(Stored entries)
+-------+

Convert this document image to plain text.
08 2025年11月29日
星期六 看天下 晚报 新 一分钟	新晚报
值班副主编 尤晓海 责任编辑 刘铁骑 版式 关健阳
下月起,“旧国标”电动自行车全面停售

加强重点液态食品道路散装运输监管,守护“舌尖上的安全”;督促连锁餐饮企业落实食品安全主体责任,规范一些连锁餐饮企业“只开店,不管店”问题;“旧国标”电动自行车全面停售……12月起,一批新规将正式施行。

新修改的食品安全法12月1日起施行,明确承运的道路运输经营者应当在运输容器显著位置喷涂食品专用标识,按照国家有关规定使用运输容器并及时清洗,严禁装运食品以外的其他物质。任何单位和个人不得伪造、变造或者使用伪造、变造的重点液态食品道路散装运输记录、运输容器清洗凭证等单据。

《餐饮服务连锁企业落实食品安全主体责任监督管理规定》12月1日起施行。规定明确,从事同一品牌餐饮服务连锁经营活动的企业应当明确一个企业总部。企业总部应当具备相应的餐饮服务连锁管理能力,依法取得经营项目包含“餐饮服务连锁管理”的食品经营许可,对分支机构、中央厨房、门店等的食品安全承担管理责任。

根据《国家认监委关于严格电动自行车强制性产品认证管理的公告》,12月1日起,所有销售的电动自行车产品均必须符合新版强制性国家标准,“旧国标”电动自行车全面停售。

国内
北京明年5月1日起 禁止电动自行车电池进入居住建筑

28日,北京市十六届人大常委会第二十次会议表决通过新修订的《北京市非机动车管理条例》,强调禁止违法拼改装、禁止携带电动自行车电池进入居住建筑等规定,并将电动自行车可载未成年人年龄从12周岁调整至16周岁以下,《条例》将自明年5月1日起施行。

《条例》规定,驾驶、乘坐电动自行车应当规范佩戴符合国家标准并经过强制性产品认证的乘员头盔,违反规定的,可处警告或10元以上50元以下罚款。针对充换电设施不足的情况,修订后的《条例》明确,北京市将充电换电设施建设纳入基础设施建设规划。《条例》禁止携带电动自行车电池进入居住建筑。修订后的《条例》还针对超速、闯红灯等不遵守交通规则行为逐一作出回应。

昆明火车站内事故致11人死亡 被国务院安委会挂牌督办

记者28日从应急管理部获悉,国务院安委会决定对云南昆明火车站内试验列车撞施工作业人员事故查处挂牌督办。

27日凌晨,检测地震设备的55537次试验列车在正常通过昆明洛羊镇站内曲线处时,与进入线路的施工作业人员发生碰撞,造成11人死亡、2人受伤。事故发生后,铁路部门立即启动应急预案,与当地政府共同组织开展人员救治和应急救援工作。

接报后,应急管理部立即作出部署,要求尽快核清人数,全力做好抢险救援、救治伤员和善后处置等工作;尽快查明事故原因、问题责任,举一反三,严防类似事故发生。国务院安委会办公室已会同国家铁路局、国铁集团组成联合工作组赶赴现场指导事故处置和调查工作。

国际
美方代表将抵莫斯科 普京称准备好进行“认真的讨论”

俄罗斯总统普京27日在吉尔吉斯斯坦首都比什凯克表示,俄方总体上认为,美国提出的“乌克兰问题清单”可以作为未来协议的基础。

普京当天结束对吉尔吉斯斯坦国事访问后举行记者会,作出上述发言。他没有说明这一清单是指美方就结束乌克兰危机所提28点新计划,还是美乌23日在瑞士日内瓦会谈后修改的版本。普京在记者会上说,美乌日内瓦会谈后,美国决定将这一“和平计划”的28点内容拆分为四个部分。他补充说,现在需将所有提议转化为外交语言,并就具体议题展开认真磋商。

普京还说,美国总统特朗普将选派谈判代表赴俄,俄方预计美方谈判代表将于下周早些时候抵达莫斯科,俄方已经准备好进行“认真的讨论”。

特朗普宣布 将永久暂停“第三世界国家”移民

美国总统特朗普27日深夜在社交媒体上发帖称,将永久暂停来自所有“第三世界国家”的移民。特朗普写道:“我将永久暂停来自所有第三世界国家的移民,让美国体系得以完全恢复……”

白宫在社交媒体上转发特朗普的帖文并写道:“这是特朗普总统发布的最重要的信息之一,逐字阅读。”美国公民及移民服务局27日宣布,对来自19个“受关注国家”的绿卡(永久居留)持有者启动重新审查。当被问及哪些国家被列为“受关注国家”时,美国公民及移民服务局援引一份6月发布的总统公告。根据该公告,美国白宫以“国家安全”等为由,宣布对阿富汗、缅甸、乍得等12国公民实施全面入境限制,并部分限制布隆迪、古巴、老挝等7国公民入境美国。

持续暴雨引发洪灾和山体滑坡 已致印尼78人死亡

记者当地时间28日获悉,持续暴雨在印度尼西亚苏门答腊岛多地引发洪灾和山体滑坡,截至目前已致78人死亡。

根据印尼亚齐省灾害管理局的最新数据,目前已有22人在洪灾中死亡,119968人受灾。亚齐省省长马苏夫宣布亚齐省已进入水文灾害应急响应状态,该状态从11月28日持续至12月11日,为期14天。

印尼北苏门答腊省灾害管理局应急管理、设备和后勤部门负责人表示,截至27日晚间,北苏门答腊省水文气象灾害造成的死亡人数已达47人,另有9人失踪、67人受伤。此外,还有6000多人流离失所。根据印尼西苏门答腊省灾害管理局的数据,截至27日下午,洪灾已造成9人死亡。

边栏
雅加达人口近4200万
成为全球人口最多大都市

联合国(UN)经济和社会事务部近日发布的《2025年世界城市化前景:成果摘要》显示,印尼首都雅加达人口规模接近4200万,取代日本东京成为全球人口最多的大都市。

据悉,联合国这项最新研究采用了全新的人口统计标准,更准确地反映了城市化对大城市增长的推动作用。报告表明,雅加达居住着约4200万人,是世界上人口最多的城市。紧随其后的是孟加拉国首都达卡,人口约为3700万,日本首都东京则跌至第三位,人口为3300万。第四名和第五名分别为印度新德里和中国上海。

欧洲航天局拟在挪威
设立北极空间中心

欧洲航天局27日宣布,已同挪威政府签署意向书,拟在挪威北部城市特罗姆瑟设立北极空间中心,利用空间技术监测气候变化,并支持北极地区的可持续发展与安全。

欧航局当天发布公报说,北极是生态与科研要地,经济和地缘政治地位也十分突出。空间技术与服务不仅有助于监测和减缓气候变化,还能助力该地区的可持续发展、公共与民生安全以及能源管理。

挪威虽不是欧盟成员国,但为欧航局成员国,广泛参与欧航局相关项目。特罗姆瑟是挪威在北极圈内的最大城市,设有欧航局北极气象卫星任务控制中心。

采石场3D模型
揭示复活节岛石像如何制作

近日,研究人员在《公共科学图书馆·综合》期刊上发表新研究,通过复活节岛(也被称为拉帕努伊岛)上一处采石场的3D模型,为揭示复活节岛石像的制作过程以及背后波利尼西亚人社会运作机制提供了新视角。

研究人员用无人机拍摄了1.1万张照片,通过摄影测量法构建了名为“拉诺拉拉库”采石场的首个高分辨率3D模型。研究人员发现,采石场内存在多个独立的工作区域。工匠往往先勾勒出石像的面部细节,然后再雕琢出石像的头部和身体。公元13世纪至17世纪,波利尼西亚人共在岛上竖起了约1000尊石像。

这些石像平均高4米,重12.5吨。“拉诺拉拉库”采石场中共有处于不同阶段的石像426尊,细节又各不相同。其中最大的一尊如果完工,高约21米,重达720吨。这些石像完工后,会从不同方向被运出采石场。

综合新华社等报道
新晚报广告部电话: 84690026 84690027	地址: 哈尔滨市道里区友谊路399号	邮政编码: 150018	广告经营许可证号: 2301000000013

+-------+

* **TO BE DONE**: Each line that holds the word "第三世界国家" is to be copied.

* **SOLUTION FOR THIS EXERCISE**:
特朗普宣布 将永久暂停“第三世界国家”移民
美国总统特朗普27日深夜在社交媒体上发帖称,将永久暂停来自所有“第三世界国家”的移民。特朗普写道:“我将永久暂停来自所有第三世界国家的移民,让美国体系得以完全恢复……”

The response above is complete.